Read the lines below and count those that have the word "Takes". Respond with the number only.

━━ Data supplied ━━

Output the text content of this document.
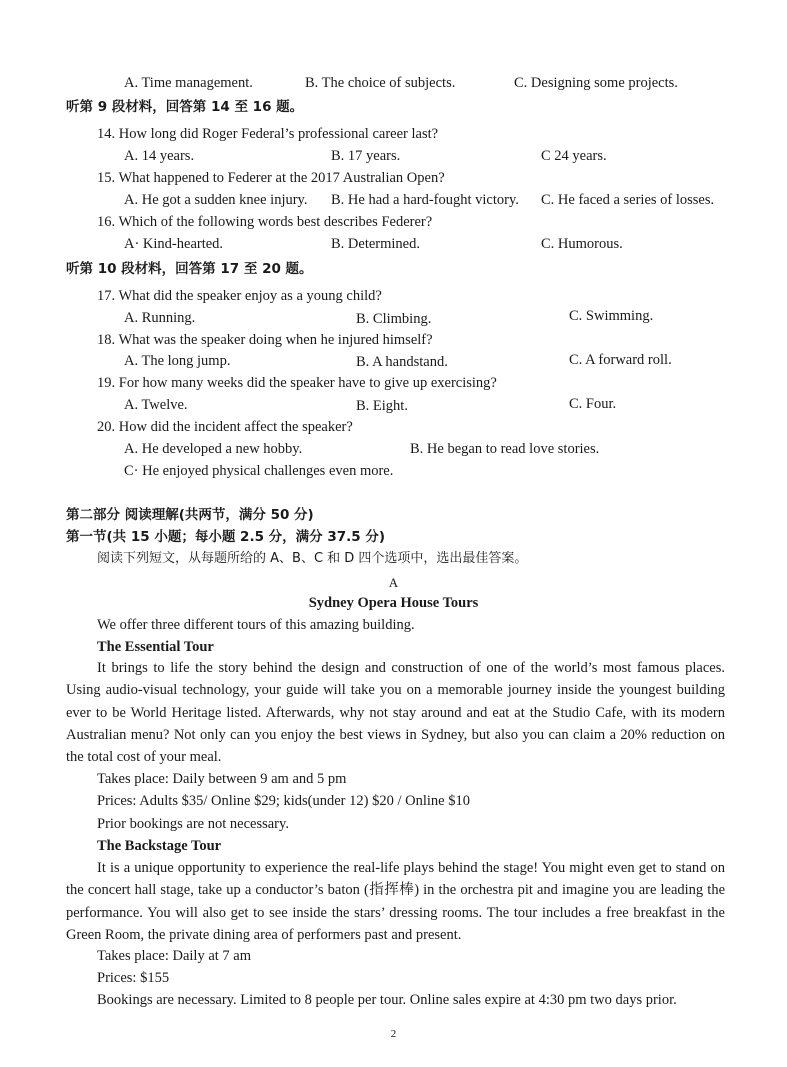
A. Time management.	B. The choice of subjects.	C. Designing some projects.
听第 9 段材料，回答第 14 至 16 题。
14. How long did Roger Federal’s professional career last?
A. 14 years.	B. 17 years.	C 24 years.
15. What happened to Federer at the 2017 Australian Open?
A. He got a sudden knee injury. B. He had a hard-fought victory. C. He faced a series of losses.
16. Which of the following words best describes Federer?
A· Kind-hearted.	B. Determined.	C. Humorous.
听第 10 段材料，回答第 17 至 20 题。
17. What did the speaker enjoy as a young child?
A. Running.	B. Climbing.	C. Swimming.
18. What was the speaker doing when he injured himself?
A. The long jump.	B. A handstand.	C. A forward roll.
19. For how many weeks did the speaker have to give up exercising?
A. Twelve.	B. Eight.	C. Four.
20. How did the incident affect the speaker?
A. He developed a new hobby.	B. He began to read love stories.
C· He enjoyed physical challenges even more.
第二部分 阅读理解(共两节，满分 50 分)
第一节(共 15 小题；每小题 2.5 分，满分 37.5 分)
阅读下列短文，从每题所给的 A、B、C 和 D 四个选项中，选出最佳答案。
A
Sydney Opera House Tours
We offer three different tours of this amazing building.
The Essential Tour
It brings to life the story behind the design and construction of one of the world’s most famous places. Using audio-visual technology, your guide will take you on a memorable journey inside the youngest building ever to be World Heritage listed. Afterwards, why not stay around and eat at the Studio Cafe, with its modern Australian menu? Not only can you enjoy the best views in Sydney, but also you can claim a 20% reduction on the total cost of your meal.
Takes place: Daily between 9 am and 5 pm
Prices: Adults $35/ Online $29; kids(under 12) $20 / Online $10
Prior bookings are not necessary.
The Backstage Tour
It is a unique opportunity to experience the real-life plays behind the stage! You might even get to stand on the concert hall stage, take up a conductor’s baton (指挥棒) in the orchestra pit and imagine you are leading the performance. You will also get to see inside the stars’ dressing rooms. The tour includes a free breakfast in the Green Room, the private dining area of performers past and present.
Takes place: Daily at 7 am
Prices: $155
Bookings are necessary. Limited to 8 people per tour. Online sales expire at 4:30 pm two days prior.
2
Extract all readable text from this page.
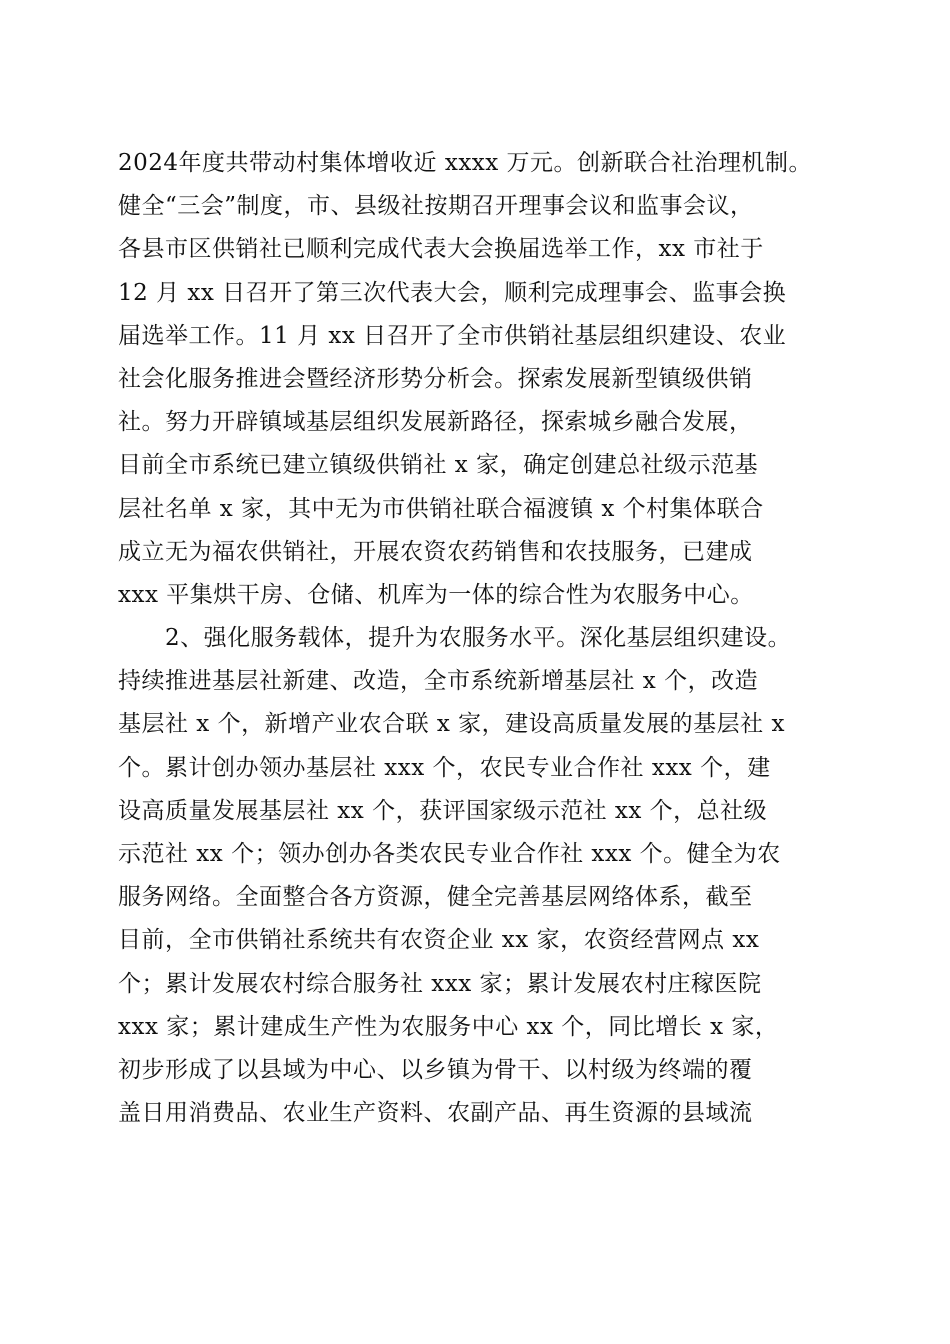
2024年度共带动村集体增收近 xxxx 万元。创新联合社治理机制。
健全“三会”制度，市、县级社按期召开理事会议和监事会议，
各县市区供销社已顺利完成代表大会换届选举工作，xx 市社于
12 月 xx 日召开了第三次代表大会，顺利完成理事会、监事会换
届选举工作。11 月 xx 日召开了全市供销社基层组织建设、农业
社会化服务推进会暨经济形势分析会。探索发展新型镇级供销
社。努力开辟镇域基层组织发展新路径，探索城乡融合发展，
目前全市系统已建立镇级供销社 x 家，确定创建总社级示范基
层社名单 x 家，其中无为市供销社联合福渡镇 x 个村集体联合
成立无为福农供销社，开展农资农药销售和农技服务，已建成
xxx 平集烘干房、仓储、机库为一体的综合性为农服务中心。
　　2、强化服务载体，提升为农服务水平。深化基层组织建设。
持续推进基层社新建、改造，全市系统新增基层社 x 个，改造
基层社 x 个，新增产业农合联 x 家，建设高质量发展的基层社 x
个。累计创办领办基层社 xxx 个，农民专业合作社 xxx 个，建
设高质量发展基层社 xx 个，获评国家级示范社 xx 个，总社级
示范社 xx 个；领办创办各类农民专业合作社 xxx 个。健全为农
服务网络。全面整合各方资源，健全完善基层网络体系，截至
目前，全市供销社系统共有农资企业 xx 家，农资经营网点 xx
个；累计发展农村综合服务社 xxx 家；累计发展农村庄稼医院
xxx 家；累计建成生产性为农服务中心 xx 个，同比增长 x 家，
初步形成了以县域为中心、以乡镇为骨干、以村级为终端的覆
盖日用消费品、农业生产资料、农副产品、再生资源的县域流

━━━

• _The completed task_: 2